■ EXERCISE 1 ■
Repeat the part of the passage on the British Cameroons starting with "By all means, Christianity" and going on through "the midday sun?".
■ EXERCISE 2 ■
In the passage on the British Cameroons, which two place names open the closing lines of verse?
■ EXERCISE 3 ■
Continue the passage on the British Cameroons, beginning right after its last line of verse.

By all means, Christianity loathes violence, attends to the poor, defends the oppressed, embraces peace, esteems the dignity of each human person. These are ideals espoused by the cause for the
restoration of the sovereignty of the British Cameroons. Most likely there will be people with personal cruel agendas. The British Cameroonians have been Mahatma Ghandis. Contrariwise, the ruthlessness of their oppressors, has been registered by the high court of history as they callously emit cruelty on peace loving peoples:

Buea/Bamenda, tell me, is this you, this back that is bent, This back that breaks under the weight of humiliation, This back trembling with red scars and saying yes to the whip under the midday sun?

■ DATA LISTING ■
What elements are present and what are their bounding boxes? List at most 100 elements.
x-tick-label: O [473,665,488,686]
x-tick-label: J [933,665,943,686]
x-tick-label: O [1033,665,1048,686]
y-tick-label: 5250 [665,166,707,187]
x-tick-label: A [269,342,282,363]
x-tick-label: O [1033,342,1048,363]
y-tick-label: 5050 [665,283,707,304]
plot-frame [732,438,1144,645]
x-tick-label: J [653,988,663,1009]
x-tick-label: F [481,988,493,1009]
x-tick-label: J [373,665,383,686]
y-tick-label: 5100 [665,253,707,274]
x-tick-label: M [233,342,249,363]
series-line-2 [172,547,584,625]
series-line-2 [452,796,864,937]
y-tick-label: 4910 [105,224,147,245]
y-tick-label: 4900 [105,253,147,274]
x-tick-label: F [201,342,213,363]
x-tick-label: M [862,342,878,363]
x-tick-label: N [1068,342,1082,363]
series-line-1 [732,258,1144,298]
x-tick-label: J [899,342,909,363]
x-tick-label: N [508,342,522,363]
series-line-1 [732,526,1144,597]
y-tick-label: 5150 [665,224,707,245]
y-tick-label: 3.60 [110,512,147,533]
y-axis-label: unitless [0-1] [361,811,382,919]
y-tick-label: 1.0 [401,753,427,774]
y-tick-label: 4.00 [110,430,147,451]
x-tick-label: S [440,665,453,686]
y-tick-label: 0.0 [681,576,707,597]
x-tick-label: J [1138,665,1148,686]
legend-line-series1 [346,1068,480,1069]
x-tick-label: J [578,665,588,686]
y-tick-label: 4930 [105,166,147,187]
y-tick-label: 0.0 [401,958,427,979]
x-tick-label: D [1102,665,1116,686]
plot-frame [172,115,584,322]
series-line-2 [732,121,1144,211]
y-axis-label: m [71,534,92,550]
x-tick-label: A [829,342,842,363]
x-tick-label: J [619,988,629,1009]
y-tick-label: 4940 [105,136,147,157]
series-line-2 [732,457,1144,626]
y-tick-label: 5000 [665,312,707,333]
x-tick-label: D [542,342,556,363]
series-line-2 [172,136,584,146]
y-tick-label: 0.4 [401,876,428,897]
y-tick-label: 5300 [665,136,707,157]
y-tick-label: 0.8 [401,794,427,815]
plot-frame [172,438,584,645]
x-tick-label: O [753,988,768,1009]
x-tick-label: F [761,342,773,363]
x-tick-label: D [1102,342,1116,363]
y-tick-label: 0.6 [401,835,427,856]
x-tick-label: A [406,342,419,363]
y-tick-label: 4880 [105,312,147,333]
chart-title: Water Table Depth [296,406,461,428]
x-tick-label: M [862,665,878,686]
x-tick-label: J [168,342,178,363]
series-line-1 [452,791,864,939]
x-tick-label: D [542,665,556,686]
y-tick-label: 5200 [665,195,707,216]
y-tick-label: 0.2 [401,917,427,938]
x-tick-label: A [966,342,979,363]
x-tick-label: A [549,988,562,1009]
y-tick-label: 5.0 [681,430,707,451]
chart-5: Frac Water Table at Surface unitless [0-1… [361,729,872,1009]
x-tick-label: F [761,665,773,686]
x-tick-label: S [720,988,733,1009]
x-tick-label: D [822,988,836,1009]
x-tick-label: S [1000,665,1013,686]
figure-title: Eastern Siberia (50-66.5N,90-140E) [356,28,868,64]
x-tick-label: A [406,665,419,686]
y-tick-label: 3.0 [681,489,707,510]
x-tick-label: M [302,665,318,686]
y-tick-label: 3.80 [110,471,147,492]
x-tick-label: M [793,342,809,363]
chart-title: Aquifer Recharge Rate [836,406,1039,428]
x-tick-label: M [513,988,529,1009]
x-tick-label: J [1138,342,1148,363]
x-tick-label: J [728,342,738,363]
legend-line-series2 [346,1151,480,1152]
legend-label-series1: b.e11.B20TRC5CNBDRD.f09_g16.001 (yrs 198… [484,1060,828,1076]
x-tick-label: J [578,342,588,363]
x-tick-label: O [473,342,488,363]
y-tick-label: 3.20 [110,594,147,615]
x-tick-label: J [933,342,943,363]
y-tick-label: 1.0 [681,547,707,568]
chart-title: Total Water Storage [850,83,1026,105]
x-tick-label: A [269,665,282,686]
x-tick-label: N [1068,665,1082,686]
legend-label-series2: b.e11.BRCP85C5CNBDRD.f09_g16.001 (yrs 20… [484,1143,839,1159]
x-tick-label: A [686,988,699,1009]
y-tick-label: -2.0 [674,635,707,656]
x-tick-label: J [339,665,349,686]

■ RESULT 1 ■
By all means, Christianity loathes violence, attends to the poor, defends the oppressed, embraces peace, esteems the dignity of each human person. These are ideals espoused by the cause for the
restoration of the sovereignty of the British Cameroons. Most likely there will be people with personal cruel agendas. The British Cameroonians have been Mahatma Ghandis. Contrariwise, the ruthlessness of their oppressors, has been registered by the high court of history as they callously emit cruelty on peace loving peoples:

Buea/Bamenda, tell me, is this you, this back that is bent, This back that breaks under the weight of humiliation, This back trembling with red scars and saying yes to the whip under the midday sun?

■ RESULT 2 ■
Buea and Bamenda.

■ RESULT 3 ■
But a grave voice answers me: Impetuous son, that tree young and strong, That tree over there in splendid loneliness amidst white and faded flowers, that is Buea/Bamenda, that grows again patiently, obstinately…

The Church teaches its leaders a preferential option for the dispossessed, for the hoi polloi. Before someone points the finger at me that I am taking the role of Pope to lay down ways a priest should
live today, let me say that I do feel Christian ethics and the Holy Bible would be unambiguous that the priest takes sides with the subjugated. Evidently there is no moral compulsion as pastor to
pasture the flock in a particular way. But there is, I believe, a moral obligation as a priest, not to allow oneself be used by tyrants to perpetrate spurious propagandas against the defenseless.
Your Grace, The cause for the restoration of the sovereignty of the British Cameroons is a one built on a big idea supported by legality. You don’t kill an idea with the bullet or prison cells. It is established on a winning banner that debate is stronger than the gun. The power of debate and not the debate of power. This power of debate and legality convinces us beyond all doubt that there is a country.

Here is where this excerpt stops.